> **AUSGEWÄHLTER TEXT**
──────

Thunberg: "Ihr habt mir meine Kindheit gestohlen"

Die Umweltaktivistin Greta Thunberg hat beim Klimagipfel in New York eine emotionale Rede gehalten.

"Ich sollte nicht hier sein, ich sollte in der Schule sein. Aber ihr habt meine Träume, meine Kindheit gestohlen. Wie könnt Ihr es wagen?", erklärte die 16-jährige Schwedin mit Tränen in den Augen und zitternder Stimme.

Die Zukunft der Jugendlichen sei gefährdet. Obwohl Wissenschafter seit vielen Jahren vor der globalen Erwärmung warnten, schauen die Regierungen nur zu. "Wir sind Zeugen einer massiven Zerstörung. Ihr enttäuscht", sagte die Initiatorin der Bewegung "Fridays For Future". Das Verhalten der Regierungen mache sie "wütend und traurig".

Sie wolle aber immer noch nicht glauben, dass die Regierungen "böse" seien. "Aber die Jungen verstehen Euren Verrat. Die Welt wacht auf. Der Wandel kommt, ob ihr es wollt oder nicht", sagte Greta und warnte: Man werde die Regierungen mit dieser Politik nicht davonkommen lassen.

Trump überraschend dabei

Überraschend ist hingegen US-Präsident Donald Trump beim UN-Klimagipfel erschienen. Er setzte sich ins Plenum, obwohl er ursprünglich nicht an dem Treffen teilnehmen wollte.

In den letzten Jahren hat er den menschengemachten Klimawandel immer wieder angezweifelt und 2017 den Austritt seines Landes aus dem Pariser Klimaabkommen angekündigt.

──────

> **DATENAUSZUG**
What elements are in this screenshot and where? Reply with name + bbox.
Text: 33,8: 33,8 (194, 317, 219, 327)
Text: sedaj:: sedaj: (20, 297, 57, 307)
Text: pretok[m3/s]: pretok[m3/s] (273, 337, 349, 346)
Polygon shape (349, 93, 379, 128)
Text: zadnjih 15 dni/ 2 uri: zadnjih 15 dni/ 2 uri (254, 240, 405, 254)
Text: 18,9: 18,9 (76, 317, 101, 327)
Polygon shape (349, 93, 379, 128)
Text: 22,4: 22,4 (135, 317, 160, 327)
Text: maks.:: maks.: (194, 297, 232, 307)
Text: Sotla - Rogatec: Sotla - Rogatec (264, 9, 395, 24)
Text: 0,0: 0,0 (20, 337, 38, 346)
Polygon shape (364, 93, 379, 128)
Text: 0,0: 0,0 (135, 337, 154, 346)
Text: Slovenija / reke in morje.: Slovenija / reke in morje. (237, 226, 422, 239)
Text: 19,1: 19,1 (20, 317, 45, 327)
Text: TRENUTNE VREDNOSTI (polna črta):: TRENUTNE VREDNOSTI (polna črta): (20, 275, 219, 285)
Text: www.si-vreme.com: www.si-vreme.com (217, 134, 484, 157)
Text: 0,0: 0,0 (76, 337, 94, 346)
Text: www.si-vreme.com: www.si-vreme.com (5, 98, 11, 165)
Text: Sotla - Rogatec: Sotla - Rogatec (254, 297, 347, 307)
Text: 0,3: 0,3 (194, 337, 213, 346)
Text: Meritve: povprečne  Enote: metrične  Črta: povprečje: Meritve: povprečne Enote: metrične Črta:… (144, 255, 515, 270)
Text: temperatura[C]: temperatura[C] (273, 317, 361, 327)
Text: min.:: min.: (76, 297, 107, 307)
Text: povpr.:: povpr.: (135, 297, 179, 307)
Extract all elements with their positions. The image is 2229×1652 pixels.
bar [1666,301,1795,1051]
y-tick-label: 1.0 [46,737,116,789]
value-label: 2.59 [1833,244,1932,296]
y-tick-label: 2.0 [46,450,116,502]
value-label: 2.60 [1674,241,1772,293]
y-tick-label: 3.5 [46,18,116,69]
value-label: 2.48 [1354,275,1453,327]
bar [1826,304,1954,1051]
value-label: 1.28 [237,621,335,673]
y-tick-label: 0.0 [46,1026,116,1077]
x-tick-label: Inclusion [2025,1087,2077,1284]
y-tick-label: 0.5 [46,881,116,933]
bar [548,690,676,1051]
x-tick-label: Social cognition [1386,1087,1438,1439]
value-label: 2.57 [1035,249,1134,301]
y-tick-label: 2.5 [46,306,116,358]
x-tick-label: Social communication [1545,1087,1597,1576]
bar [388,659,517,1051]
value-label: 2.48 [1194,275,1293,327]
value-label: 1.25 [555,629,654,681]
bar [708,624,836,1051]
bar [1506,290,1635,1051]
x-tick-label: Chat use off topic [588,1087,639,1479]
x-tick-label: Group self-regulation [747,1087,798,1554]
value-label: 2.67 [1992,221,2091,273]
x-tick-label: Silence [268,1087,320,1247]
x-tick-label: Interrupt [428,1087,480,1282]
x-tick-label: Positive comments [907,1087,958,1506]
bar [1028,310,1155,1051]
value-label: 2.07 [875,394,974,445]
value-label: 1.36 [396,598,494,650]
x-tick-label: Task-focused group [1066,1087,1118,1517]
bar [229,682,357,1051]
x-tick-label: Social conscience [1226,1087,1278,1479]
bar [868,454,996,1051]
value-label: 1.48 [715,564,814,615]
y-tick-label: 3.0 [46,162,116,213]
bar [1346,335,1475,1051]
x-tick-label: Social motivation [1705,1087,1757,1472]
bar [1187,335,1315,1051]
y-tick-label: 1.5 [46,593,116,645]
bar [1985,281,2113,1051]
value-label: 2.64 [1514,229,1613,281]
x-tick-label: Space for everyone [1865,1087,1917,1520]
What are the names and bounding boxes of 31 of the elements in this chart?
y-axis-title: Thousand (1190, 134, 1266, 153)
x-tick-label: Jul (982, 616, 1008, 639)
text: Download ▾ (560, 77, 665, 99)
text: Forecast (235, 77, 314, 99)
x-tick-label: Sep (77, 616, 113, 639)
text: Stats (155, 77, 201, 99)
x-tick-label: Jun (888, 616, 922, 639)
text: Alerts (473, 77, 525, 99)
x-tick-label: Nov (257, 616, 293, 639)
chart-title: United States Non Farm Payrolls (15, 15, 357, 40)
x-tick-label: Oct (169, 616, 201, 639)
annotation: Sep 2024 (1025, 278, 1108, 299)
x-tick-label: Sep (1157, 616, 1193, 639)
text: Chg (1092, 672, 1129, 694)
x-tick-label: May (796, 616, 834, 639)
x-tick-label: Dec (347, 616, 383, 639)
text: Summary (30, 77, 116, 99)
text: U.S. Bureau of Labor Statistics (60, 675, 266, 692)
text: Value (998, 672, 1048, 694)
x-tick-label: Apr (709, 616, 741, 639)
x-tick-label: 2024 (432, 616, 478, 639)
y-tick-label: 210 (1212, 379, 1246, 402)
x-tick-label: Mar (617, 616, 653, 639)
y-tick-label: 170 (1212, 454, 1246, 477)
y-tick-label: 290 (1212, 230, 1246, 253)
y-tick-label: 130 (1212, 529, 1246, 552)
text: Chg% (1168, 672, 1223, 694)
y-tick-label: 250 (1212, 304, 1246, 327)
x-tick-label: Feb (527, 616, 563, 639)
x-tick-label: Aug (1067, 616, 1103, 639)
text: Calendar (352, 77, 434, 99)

──────

> **AUFGABENSTELLUNG**
Welche zwei Gefühle löst das Verhalten der Regierungen bei Greta Thunberg aus, wie es im Text über ihre Rede beim Klimagipfel steht?

> **SCHRIFTLICHE ANTWORT**
Es macht sie wütend und traurig.